## EXERCISE REQUIREMENTS:
Filter the entries, keeping every line with the word "recessions".

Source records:
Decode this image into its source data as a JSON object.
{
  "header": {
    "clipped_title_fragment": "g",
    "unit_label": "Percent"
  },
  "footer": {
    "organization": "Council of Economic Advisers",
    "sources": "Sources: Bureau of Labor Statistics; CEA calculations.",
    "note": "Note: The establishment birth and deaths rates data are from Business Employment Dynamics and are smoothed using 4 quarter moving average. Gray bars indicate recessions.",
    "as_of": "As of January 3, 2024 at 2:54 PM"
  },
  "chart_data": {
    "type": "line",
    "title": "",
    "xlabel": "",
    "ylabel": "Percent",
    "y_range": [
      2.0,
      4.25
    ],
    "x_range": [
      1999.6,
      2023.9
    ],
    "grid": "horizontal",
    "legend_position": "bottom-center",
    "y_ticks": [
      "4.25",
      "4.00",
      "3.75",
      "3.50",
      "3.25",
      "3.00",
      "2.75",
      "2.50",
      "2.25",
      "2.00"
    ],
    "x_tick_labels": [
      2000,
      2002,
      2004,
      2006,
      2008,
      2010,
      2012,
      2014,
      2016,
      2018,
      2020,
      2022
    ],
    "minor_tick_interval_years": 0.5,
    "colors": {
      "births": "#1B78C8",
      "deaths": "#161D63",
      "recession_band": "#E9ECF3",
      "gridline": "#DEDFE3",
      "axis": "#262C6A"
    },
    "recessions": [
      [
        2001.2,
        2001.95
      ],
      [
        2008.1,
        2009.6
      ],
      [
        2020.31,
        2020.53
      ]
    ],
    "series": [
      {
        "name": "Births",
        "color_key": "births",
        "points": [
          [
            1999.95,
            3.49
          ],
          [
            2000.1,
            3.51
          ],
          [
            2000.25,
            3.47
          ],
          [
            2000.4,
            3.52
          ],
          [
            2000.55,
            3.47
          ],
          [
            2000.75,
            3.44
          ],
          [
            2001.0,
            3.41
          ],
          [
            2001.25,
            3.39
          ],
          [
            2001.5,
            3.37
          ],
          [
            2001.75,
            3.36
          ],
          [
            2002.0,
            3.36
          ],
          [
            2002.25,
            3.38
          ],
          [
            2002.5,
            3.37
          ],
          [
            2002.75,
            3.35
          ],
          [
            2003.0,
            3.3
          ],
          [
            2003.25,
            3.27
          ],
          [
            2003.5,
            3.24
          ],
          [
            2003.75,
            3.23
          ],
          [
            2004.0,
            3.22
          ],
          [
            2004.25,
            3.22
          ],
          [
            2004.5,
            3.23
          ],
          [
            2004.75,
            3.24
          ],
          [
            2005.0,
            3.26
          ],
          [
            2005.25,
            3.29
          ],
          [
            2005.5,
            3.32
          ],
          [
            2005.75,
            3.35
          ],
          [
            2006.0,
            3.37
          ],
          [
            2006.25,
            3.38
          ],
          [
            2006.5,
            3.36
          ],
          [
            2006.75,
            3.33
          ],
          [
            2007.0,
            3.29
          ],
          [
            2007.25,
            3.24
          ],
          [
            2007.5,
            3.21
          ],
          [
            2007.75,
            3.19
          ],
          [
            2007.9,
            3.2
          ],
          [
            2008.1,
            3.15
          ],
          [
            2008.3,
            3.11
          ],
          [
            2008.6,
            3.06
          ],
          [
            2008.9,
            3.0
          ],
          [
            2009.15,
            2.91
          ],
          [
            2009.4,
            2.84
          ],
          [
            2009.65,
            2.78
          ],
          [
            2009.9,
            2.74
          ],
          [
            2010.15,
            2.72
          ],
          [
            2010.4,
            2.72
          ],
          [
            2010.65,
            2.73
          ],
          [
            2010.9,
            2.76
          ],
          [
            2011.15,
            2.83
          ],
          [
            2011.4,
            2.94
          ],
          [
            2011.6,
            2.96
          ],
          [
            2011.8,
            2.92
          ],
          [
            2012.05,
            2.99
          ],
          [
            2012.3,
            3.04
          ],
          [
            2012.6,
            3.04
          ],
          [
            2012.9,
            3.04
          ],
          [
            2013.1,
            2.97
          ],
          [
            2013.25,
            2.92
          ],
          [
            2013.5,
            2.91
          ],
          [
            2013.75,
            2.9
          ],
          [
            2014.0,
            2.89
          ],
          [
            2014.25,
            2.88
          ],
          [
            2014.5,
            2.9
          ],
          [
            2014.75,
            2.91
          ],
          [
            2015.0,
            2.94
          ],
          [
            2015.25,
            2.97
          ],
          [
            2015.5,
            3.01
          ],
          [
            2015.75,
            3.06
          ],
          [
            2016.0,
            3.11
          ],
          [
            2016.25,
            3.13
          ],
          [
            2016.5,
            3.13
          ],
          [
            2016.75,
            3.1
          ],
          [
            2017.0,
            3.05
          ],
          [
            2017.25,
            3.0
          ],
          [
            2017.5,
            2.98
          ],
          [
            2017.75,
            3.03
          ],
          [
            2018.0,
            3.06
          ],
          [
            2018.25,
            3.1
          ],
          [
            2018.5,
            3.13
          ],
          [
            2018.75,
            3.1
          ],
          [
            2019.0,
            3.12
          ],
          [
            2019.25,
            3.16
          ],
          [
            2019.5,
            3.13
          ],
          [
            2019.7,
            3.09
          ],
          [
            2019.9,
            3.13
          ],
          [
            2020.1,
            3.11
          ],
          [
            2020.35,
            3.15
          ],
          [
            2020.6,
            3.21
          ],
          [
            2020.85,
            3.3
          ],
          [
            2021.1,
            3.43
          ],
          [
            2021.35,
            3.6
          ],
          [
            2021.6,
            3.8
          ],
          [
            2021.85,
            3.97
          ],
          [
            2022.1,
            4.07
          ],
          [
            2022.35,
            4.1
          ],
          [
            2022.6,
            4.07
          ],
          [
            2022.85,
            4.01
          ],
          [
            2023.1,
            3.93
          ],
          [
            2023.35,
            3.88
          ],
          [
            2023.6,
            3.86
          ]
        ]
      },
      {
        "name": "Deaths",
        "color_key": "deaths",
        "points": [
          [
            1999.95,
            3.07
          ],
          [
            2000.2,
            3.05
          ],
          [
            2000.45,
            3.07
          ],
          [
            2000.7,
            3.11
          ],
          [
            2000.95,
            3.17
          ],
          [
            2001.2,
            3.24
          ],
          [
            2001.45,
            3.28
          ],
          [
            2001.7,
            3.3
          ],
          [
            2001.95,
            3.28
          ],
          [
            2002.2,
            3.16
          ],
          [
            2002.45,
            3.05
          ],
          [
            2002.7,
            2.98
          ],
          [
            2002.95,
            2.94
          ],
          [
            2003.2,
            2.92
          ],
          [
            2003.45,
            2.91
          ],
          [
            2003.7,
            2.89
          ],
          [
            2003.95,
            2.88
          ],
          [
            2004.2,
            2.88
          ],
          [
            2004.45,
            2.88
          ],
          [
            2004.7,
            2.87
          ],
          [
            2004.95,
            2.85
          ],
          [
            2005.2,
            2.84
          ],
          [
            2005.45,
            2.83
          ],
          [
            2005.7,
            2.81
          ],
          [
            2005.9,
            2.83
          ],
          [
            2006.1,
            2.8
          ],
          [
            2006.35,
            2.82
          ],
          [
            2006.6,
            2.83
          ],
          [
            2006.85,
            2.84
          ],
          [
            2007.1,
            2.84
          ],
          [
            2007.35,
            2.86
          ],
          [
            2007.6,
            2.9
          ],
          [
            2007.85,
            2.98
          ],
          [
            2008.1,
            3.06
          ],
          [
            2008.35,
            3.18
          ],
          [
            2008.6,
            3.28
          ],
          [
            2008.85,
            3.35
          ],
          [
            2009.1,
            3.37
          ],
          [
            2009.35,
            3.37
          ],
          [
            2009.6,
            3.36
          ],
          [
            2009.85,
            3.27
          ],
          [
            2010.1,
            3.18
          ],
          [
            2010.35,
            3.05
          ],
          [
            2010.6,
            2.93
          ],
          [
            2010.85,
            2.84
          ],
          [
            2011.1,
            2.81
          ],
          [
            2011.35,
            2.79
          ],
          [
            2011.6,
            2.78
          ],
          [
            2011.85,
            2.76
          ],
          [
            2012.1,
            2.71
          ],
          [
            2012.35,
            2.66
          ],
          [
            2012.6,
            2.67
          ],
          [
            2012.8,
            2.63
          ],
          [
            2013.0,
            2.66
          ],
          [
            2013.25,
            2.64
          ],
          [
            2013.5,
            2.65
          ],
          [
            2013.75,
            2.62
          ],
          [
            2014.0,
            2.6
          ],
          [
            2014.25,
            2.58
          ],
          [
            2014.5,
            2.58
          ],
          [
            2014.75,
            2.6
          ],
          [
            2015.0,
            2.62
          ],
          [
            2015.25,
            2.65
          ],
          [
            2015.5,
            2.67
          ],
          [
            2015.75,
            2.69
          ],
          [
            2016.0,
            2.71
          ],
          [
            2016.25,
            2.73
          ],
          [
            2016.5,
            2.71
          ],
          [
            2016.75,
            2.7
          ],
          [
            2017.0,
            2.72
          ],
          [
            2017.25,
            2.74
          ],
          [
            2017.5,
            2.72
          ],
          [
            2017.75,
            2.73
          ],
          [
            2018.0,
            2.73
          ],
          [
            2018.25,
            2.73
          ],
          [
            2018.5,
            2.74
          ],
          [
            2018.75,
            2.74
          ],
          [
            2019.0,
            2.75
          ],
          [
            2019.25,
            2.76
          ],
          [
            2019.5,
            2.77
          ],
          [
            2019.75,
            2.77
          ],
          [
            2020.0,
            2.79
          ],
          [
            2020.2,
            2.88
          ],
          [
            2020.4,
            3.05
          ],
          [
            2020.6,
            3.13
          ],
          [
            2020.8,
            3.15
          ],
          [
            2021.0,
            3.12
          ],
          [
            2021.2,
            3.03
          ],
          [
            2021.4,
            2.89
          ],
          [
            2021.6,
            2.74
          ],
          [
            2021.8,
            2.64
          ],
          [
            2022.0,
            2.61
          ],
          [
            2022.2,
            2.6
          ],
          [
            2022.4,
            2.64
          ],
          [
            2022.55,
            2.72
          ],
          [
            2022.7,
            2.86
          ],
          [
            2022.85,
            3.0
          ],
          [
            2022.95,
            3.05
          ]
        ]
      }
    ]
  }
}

## RIGHT ANSWER:
    "note": "Note: The establishment birth and deaths rates data are from Business Employment Dynamics and are smoothed using 4 quarter moving average. Gray bars indicate recessions.",
    "recessions": [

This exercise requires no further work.